# The problem:
Note each line where "title" appears, and copy it.

--- --- ---

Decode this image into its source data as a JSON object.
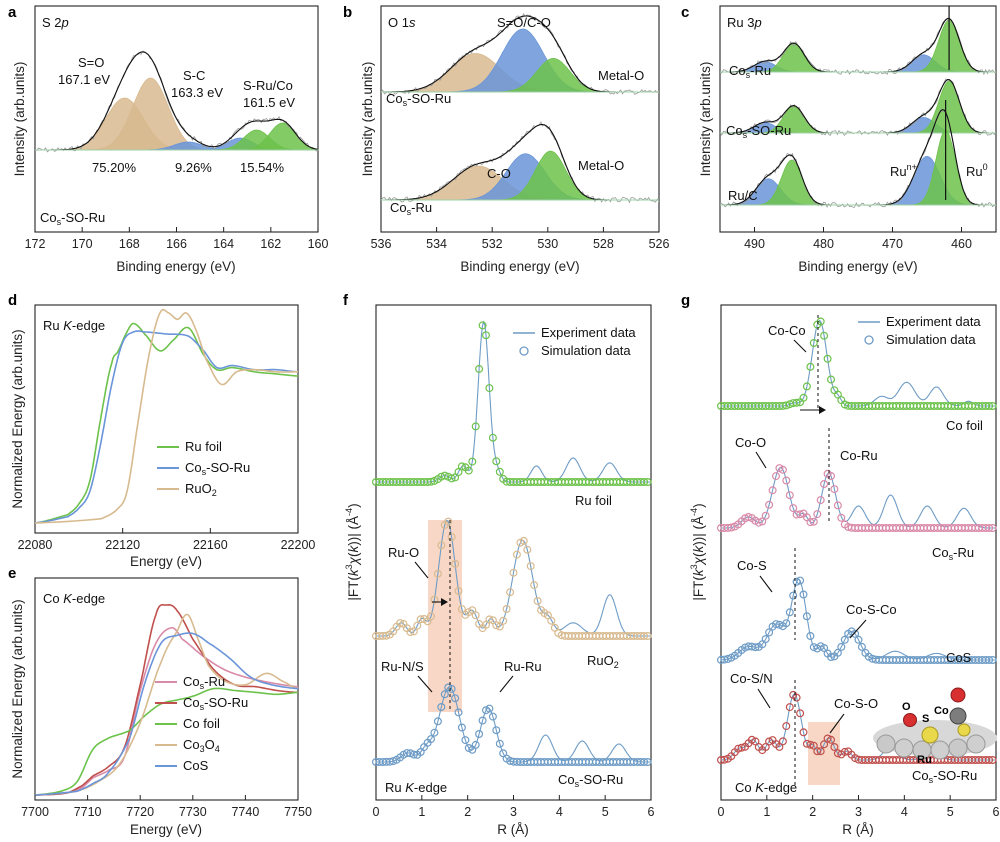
{
  "colors": {
    "green": "#6cc24a",
    "blue": "#6a95d8",
    "tan": "#d8ba8f",
    "red": "#c0504d",
    "pink": "#d98aa8",
    "cosblue": "#6e9cc6",
    "shade": "#f6c6ae",
    "gray": "#9a9a9a"
  },
  "chart_data": [
    {
      "panel": "a",
      "type": "area",
      "title": "S 2p",
      "xlabel": "Binding energy (eV)",
      "ylabel": "Intensity (arb.units)",
      "xlim": [
        172,
        160
      ],
      "xticks": [
        172,
        170,
        168,
        166,
        164,
        162,
        160
      ],
      "sample": "Cos-SO-Ru",
      "peaks": [
        {
          "name": "S=O",
          "center": 168.2,
          "height": 0.52,
          "width": 0.8,
          "color": "tan"
        },
        {
          "name": "S=O",
          "center": 167.1,
          "height": 0.72,
          "width": 0.75,
          "color": "tan"
        },
        {
          "name": "S-C",
          "center": 165.5,
          "height": 0.08,
          "width": 0.6,
          "color": "blue"
        },
        {
          "name": "S-C",
          "center": 163.3,
          "height": 0.12,
          "width": 0.55,
          "color": "blue"
        },
        {
          "name": "S-Ru/Co",
          "center": 162.6,
          "height": 0.2,
          "width": 0.55,
          "color": "green"
        },
        {
          "name": "S-Ru/Co",
          "center": 161.5,
          "height": 0.27,
          "width": 0.55,
          "color": "green"
        }
      ],
      "labels": {
        "so_name": "S=O",
        "so_ev": "167.1 eV",
        "sc_name": "S-C",
        "sc_ev": "163.3 eV",
        "sru_name": "S-Ru/Co",
        "sru_ev": "161.5 eV",
        "pct_so": "75.20%",
        "pct_sc": "9.26%",
        "pct_sru": "15.54%"
      }
    },
    {
      "panel": "b",
      "type": "area",
      "title": "O 1s",
      "xlabel": "Binding energy (eV)",
      "ylabel": "Intensity (arb.units)",
      "xlim": [
        536,
        526
      ],
      "xticks": [
        536,
        534,
        532,
        530,
        528,
        526
      ],
      "series": [
        {
          "name": "Cos-SO-Ru",
          "peaks": [
            {
              "center": 532.6,
              "height": 0.55,
              "width": 0.9,
              "color": "tan"
            },
            {
              "center": 530.9,
              "height": 0.9,
              "width": 0.75,
              "color": "blue"
            },
            {
              "center": 529.8,
              "height": 0.48,
              "width": 0.6,
              "color": "green"
            }
          ]
        },
        {
          "name": "Cos-Ru",
          "peaks": [
            {
              "center": 532.5,
              "height": 0.5,
              "width": 0.9,
              "color": "tan"
            },
            {
              "center": 530.8,
              "height": 0.68,
              "width": 0.7,
              "color": "blue"
            },
            {
              "center": 529.9,
              "height": 0.72,
              "width": 0.55,
              "color": "green"
            }
          ]
        }
      ],
      "labels": {
        "so_co": "S=O/C-O",
        "metal_o_top": "Metal-O",
        "metal_o_bottom": "Metal-O",
        "co": "C-O"
      }
    },
    {
      "panel": "c",
      "type": "area",
      "title": "Ru 3p",
      "xlabel": "Binding energy (eV)",
      "ylabel": "Intensity (arb.units)",
      "xlim": [
        495,
        455
      ],
      "xticks": [
        490,
        480,
        470,
        460
      ],
      "series": [
        {
          "name": "Cos-Ru",
          "peaks": [
            {
              "center": 488.5,
              "height": 0.2,
              "width": 1.6,
              "color": "blue"
            },
            {
              "center": 484.3,
              "height": 0.55,
              "width": 1.5,
              "color": "green"
            },
            {
              "center": 465.5,
              "height": 0.33,
              "width": 1.7,
              "color": "blue"
            },
            {
              "center": 461.8,
              "height": 1.0,
              "width": 1.5,
              "color": "green"
            }
          ]
        },
        {
          "name": "Cos-SO-Ru",
          "peaks": [
            {
              "center": 488.5,
              "height": 0.2,
              "width": 1.6,
              "color": "blue"
            },
            {
              "center": 484.3,
              "height": 0.52,
              "width": 1.5,
              "color": "green"
            },
            {
              "center": 465.5,
              "height": 0.3,
              "width": 1.7,
              "color": "blue"
            },
            {
              "center": 461.8,
              "height": 1.0,
              "width": 1.5,
              "color": "green"
            }
          ]
        },
        {
          "name": "Ru/C",
          "peaks": [
            {
              "center": 488.0,
              "height": 0.35,
              "width": 1.8,
              "color": "blue"
            },
            {
              "center": 484.6,
              "height": 0.6,
              "width": 1.5,
              "color": "green"
            },
            {
              "center": 465.0,
              "height": 0.65,
              "width": 1.9,
              "color": "blue"
            },
            {
              "center": 462.3,
              "height": 1.0,
              "width": 1.4,
              "color": "green"
            }
          ]
        }
      ],
      "labels": {
        "run": "Ru",
        "run_sup": "n+",
        "ru0": "Ru",
        "ru0_sup": "0"
      }
    },
    {
      "panel": "d",
      "type": "line",
      "title": "Ru K-edge",
      "xlabel": "Energy (eV)",
      "ylabel": "Normalized Energy (arb.units)",
      "xlim": [
        22080,
        22200
      ],
      "xticks": [
        22080,
        22120,
        22160,
        22200
      ],
      "series": [
        {
          "name": "Ru foil",
          "color": "green",
          "x": [
            22080,
            22095,
            22100,
            22105,
            22110,
            22115,
            22118,
            22122,
            22125,
            22130,
            22137,
            22143,
            22150,
            22157,
            22163,
            22170,
            22180,
            22190,
            22200
          ],
          "y": [
            0.0,
            0.04,
            0.09,
            0.2,
            0.5,
            0.76,
            0.82,
            0.91,
            0.95,
            0.9,
            0.82,
            0.87,
            0.93,
            0.8,
            0.73,
            0.74,
            0.72,
            0.71,
            0.7
          ]
        },
        {
          "name": "Cos-SO-Ru",
          "color": "blue",
          "x": [
            22080,
            22095,
            22100,
            22105,
            22110,
            22115,
            22120,
            22125,
            22130,
            22140,
            22150,
            22157,
            22163,
            22170,
            22180,
            22190,
            22200
          ],
          "y": [
            0.0,
            0.03,
            0.07,
            0.15,
            0.38,
            0.66,
            0.86,
            0.91,
            0.91,
            0.9,
            0.89,
            0.82,
            0.74,
            0.75,
            0.73,
            0.73,
            0.72
          ]
        },
        {
          "name": "RuO2",
          "color": "tan",
          "x": [
            22080,
            22110,
            22117,
            22122,
            22127,
            22132,
            22137,
            22141,
            22145,
            22149,
            22153,
            22158,
            22165,
            22172,
            22180,
            22190,
            22200
          ],
          "y": [
            0.0,
            0.02,
            0.06,
            0.15,
            0.48,
            0.8,
            1.0,
            1.0,
            0.97,
            1.0,
            0.93,
            0.78,
            0.66,
            0.72,
            0.73,
            0.72,
            0.72
          ]
        }
      ],
      "legend": [
        "Ru foil",
        "Cos-SO-Ru",
        "RuO2"
      ]
    },
    {
      "panel": "e",
      "type": "line",
      "title": "Co K-edge",
      "xlabel": "Energy (eV)",
      "ylabel": "Normalized Energy (arb.units)",
      "xlim": [
        7700,
        7750
      ],
      "xticks": [
        7700,
        7710,
        7720,
        7730,
        7740,
        7750
      ],
      "series": [
        {
          "name": "Cos-Ru",
          "color": "pink",
          "x": [
            7700,
            7706,
            7709,
            7711,
            7714,
            7717,
            7720,
            7723,
            7726,
            7728,
            7732,
            7736,
            7740,
            7745,
            7750
          ],
          "y": [
            0.0,
            0.01,
            0.04,
            0.09,
            0.13,
            0.2,
            0.55,
            0.8,
            0.88,
            0.82,
            0.73,
            0.66,
            0.62,
            0.59,
            0.57
          ]
        },
        {
          "name": "Cos-SO-Ru",
          "color": "red",
          "x": [
            7700,
            7706,
            7709,
            7711,
            7714,
            7717,
            7720,
            7723,
            7725,
            7727,
            7730,
            7734,
            7738,
            7742,
            7746,
            7750
          ],
          "y": [
            0.0,
            0.01,
            0.05,
            0.1,
            0.15,
            0.25,
            0.58,
            0.95,
            1.0,
            0.97,
            0.82,
            0.66,
            0.58,
            0.57,
            0.55,
            0.54
          ]
        },
        {
          "name": "Co foil",
          "color": "green",
          "x": [
            7700,
            7705,
            7708,
            7711,
            7714,
            7718,
            7721,
            7724,
            7727,
            7730,
            7734,
            7738,
            7742,
            7746,
            7750
          ],
          "y": [
            0.0,
            0.02,
            0.07,
            0.24,
            0.3,
            0.34,
            0.42,
            0.48,
            0.5,
            0.52,
            0.56,
            0.55,
            0.54,
            0.53,
            0.54
          ]
        },
        {
          "name": "Co3O4",
          "color": "tan",
          "x": [
            7700,
            7708,
            7712,
            7716,
            7720,
            7724,
            7727,
            7729,
            7731,
            7733,
            7736,
            7740,
            7744,
            7747,
            7750
          ],
          "y": [
            0.0,
            0.02,
            0.07,
            0.16,
            0.38,
            0.7,
            0.86,
            0.95,
            0.82,
            0.68,
            0.6,
            0.58,
            0.64,
            0.6,
            0.56
          ]
        },
        {
          "name": "CoS",
          "color": "blue",
          "x": [
            7700,
            7708,
            7711,
            7714,
            7718,
            7721,
            7724,
            7727,
            7730,
            7733,
            7737,
            7741,
            7745,
            7750
          ],
          "y": [
            0.0,
            0.02,
            0.06,
            0.12,
            0.3,
            0.6,
            0.8,
            0.84,
            0.85,
            0.8,
            0.72,
            0.62,
            0.58,
            0.56
          ]
        }
      ],
      "legend": [
        "Cos-Ru",
        "Cos-SO-Ru",
        "Co foil",
        "Co3O4",
        "CoS"
      ]
    },
    {
      "panel": "f",
      "type": "line",
      "title": "Ru K-edge",
      "xlabel": "R (Å)",
      "ylabel": "|FT(k3χ(k))| (Å-4)",
      "xlim": [
        0,
        6
      ],
      "xticks": [
        0,
        1,
        2,
        3,
        4,
        5,
        6
      ],
      "legend": [
        "Experiment data",
        "Simulation data"
      ],
      "series": [
        {
          "name": "Ru foil",
          "color": "green",
          "offset": 0.0,
          "peaks": [
            [
              1.5,
              0.04,
              0.12
            ],
            [
              1.9,
              0.1,
              0.1
            ],
            [
              2.35,
              1.0,
              0.12
            ],
            [
              2.65,
              0.06,
              0.08
            ]
          ],
          "experiment_extra": [
            [
              3.5,
              0.1,
              0.12
            ],
            [
              4.3,
              0.15,
              0.15
            ],
            [
              5.1,
              0.12,
              0.15
            ]
          ]
        },
        {
          "name": "RuO2",
          "color": "tan",
          "offset": 0.0,
          "peaks": [
            [
              0.55,
              0.08,
              0.12
            ],
            [
              1.0,
              0.1,
              0.1
            ],
            [
              1.55,
              0.7,
              0.18
            ],
            [
              2.1,
              0.15,
              0.12
            ],
            [
              2.5,
              0.1,
              0.1
            ],
            [
              3.2,
              0.58,
              0.22
            ],
            [
              3.75,
              0.1,
              0.12
            ]
          ],
          "experiment_extra": [
            [
              4.3,
              0.08,
              0.2
            ],
            [
              5.1,
              0.25,
              0.15
            ]
          ]
        },
        {
          "name": "Cos-SO-Ru",
          "color": "cosblue",
          "offset": 0.0,
          "peaks": [
            [
              0.7,
              0.06,
              0.15
            ],
            [
              1.1,
              0.08,
              0.12
            ],
            [
              1.6,
              0.5,
              0.22
            ],
            [
              2.45,
              0.36,
              0.17
            ]
          ],
          "experiment_extra": [
            [
              3.7,
              0.18,
              0.15
            ],
            [
              4.5,
              0.14,
              0.15
            ],
            [
              5.3,
              0.12,
              0.15
            ]
          ]
        }
      ],
      "labels": {
        "ru_o": "Ru-O",
        "ru_ns": "Ru-N/S",
        "ru_ru": "Ru-Ru",
        "ru_foil": "Ru foil",
        "ruo2": "RuO2",
        "cos_so_ru": "Cos-SO-Ru",
        "edge": "Ru K-edge"
      }
    },
    {
      "panel": "g",
      "type": "line",
      "title": "Co K-edge",
      "xlabel": "R (Å)",
      "ylabel": "|FT(k3χ(k))| (Å-4)",
      "xlim": [
        0,
        6
      ],
      "xticks": [
        0,
        1,
        2,
        3,
        4,
        5,
        6
      ],
      "legend": [
        "Experiment data",
        "Simulation data"
      ],
      "series": [
        {
          "name": "Co foil",
          "color": "green",
          "peaks": [
            [
              1.6,
              0.03,
              0.1
            ],
            [
              2.15,
              0.9,
              0.16
            ],
            [
              2.55,
              0.08,
              0.08
            ]
          ],
          "experiment_extra": [
            [
              3.5,
              0.1,
              0.15
            ],
            [
              4.05,
              0.25,
              0.18
            ],
            [
              4.7,
              0.2,
              0.15
            ],
            [
              5.4,
              0.05,
              0.1
            ]
          ]
        },
        {
          "name": "Cos-Ru",
          "color": "pink",
          "peaks": [
            [
              0.6,
              0.1,
              0.15
            ],
            [
              1.3,
              0.55,
              0.18
            ],
            [
              1.8,
              0.12,
              0.1
            ],
            [
              2.35,
              0.5,
              0.15
            ]
          ],
          "experiment_extra": [
            [
              3.0,
              0.2,
              0.15
            ],
            [
              3.7,
              0.3,
              0.15
            ],
            [
              4.5,
              0.2,
              0.15
            ],
            [
              5.3,
              0.18,
              0.15
            ]
          ]
        },
        {
          "name": "CoS",
          "color": "cosblue",
          "peaks": [
            [
              0.6,
              0.12,
              0.2
            ],
            [
              1.2,
              0.32,
              0.2
            ],
            [
              1.7,
              0.72,
              0.16
            ],
            [
              2.2,
              0.12,
              0.1
            ],
            [
              2.85,
              0.26,
              0.18
            ]
          ],
          "experiment_extra": [
            [
              3.8,
              0.08,
              0.2
            ],
            [
              4.7,
              0.06,
              0.2
            ]
          ]
        },
        {
          "name": "Cos-SO-Ru",
          "color": "red",
          "peaks": [
            [
              0.4,
              0.1,
              0.12
            ],
            [
              0.7,
              0.18,
              0.12
            ],
            [
              1.1,
              0.18,
              0.12
            ],
            [
              1.6,
              0.6,
              0.15
            ],
            [
              2.0,
              0.12,
              0.08
            ],
            [
              2.35,
              0.2,
              0.12
            ],
            [
              2.75,
              0.08,
              0.1
            ]
          ],
          "experiment_extra": [
            [
              3.7,
              0.12,
              0.15
            ],
            [
              4.6,
              0.1,
              0.15
            ]
          ]
        }
      ],
      "labels": {
        "co_co": "Co-Co",
        "co_foil": "Co foil",
        "co_o": "Co-O",
        "co_ru": "Co-Ru",
        "cos_ru": "Cos-Ru",
        "co_s": "Co-S",
        "co_s_co": "Co-S-Co",
        "cos": "CoS",
        "co_sn": "Co-S/N",
        "co_s_o": "Co-S-O",
        "cos_so_ru": "Cos-SO-Ru",
        "edge": "Co K-edge",
        "inset_o": "O",
        "inset_s": "S",
        "inset_co": "Co",
        "inset_ru": "Ru"
      }
    }
  ]
}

--- --- ---

# Full response:
      "title": "S 2p",
      "title": "O 1s",
      "title": "Ru 3p",
      "title": "Ru K-edge",
      "title": "Co K-edge",
      "title": "Ru K-edge",
      "title": "Co K-edge",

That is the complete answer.